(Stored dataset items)
....................

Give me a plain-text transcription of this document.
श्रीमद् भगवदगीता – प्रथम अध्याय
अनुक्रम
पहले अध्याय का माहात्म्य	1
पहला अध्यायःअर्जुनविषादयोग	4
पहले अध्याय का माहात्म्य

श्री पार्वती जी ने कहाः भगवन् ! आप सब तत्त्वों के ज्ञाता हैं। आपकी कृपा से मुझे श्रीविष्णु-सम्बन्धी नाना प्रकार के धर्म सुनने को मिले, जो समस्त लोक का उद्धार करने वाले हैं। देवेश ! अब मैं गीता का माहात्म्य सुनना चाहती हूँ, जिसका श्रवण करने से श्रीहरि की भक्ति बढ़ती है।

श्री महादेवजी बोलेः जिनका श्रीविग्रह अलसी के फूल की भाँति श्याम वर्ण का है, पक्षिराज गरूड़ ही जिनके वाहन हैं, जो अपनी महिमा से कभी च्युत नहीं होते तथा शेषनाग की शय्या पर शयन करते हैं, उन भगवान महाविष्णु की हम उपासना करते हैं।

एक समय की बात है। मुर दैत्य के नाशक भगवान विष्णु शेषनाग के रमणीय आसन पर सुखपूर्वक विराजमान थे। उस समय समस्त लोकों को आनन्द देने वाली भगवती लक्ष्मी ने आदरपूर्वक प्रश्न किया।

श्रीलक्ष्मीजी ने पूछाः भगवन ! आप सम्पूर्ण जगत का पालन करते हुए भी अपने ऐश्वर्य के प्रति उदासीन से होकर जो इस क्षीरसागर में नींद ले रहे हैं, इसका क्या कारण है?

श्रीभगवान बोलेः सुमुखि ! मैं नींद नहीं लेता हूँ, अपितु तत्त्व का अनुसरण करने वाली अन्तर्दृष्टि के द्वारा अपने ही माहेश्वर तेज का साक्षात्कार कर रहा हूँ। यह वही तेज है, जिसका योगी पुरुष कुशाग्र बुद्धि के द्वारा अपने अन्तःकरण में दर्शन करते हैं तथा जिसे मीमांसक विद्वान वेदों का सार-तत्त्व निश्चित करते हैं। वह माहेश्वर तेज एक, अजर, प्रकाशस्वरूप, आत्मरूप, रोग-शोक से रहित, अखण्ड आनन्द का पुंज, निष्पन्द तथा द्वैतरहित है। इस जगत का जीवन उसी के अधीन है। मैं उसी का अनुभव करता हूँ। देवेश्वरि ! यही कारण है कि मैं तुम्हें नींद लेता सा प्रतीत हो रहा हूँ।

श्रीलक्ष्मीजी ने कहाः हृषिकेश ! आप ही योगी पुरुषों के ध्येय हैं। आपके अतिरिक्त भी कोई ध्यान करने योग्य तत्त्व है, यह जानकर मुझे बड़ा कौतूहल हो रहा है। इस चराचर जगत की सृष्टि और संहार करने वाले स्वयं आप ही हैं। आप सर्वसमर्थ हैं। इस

....................

__PROBLEM DESCRIPTION__
Return only the number of lines in the data above that include the word "भगवन".

__RESULT__
2